**Work to be completed:** Please copy the following lines exactly, leaving out the pictures.
+ + +
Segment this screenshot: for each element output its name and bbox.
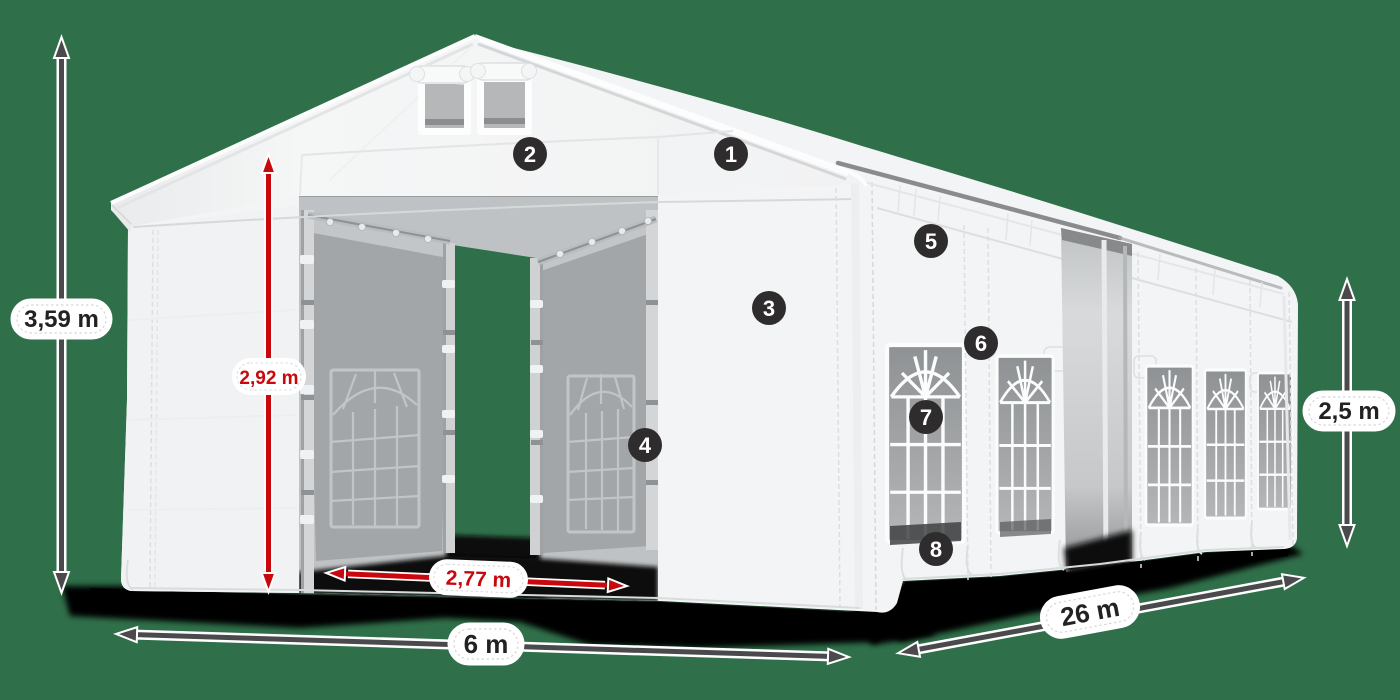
svg-text:6: 6 [975,331,987,356]
svg-text:6 m: 6 m [464,629,509,659]
svg-text:4: 4 [639,433,652,458]
svg-text:2,92 m: 2,92 m [239,368,298,389]
svg-text:3,59 m: 3,59 m [24,306,99,333]
svg-text:5: 5 [925,229,937,254]
svg-text:2,5 m: 2,5 m [1318,398,1379,425]
svg-text:3: 3 [763,296,775,321]
svg-text:8: 8 [930,537,942,562]
svg-text:2: 2 [524,142,536,167]
svg-text:1: 1 [725,142,737,167]
svg-text:2,77 m: 2,77 m [445,567,511,593]
svg-text:7: 7 [920,405,932,430]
+ + +
**Exercise output:**
Segment this screenshot: for each element output its name and bbox.
svg-text:6: 6 [975,331,987,356]
svg-text:6 m: 6 m [464,629,509,659]
svg-text:4: 4 [639,433,652,458]
svg-text:2,92 m: 2,92 m [239,368,298,389]
svg-text:3,59 m: 3,59 m [24,306,99,333]
svg-text:5: 5 [925,229,937,254]
svg-text:2,5 m: 2,5 m [1318,398,1379,425]
svg-text:3: 3 [763,296,775,321]
svg-text:8: 8 [930,537,942,562]
svg-text:2: 2 [524,142,536,167]
svg-text:1: 1 [725,142,737,167]
svg-text:2,77 m: 2,77 m [445,567,511,593]
svg-text:7: 7 [920,405,932,430]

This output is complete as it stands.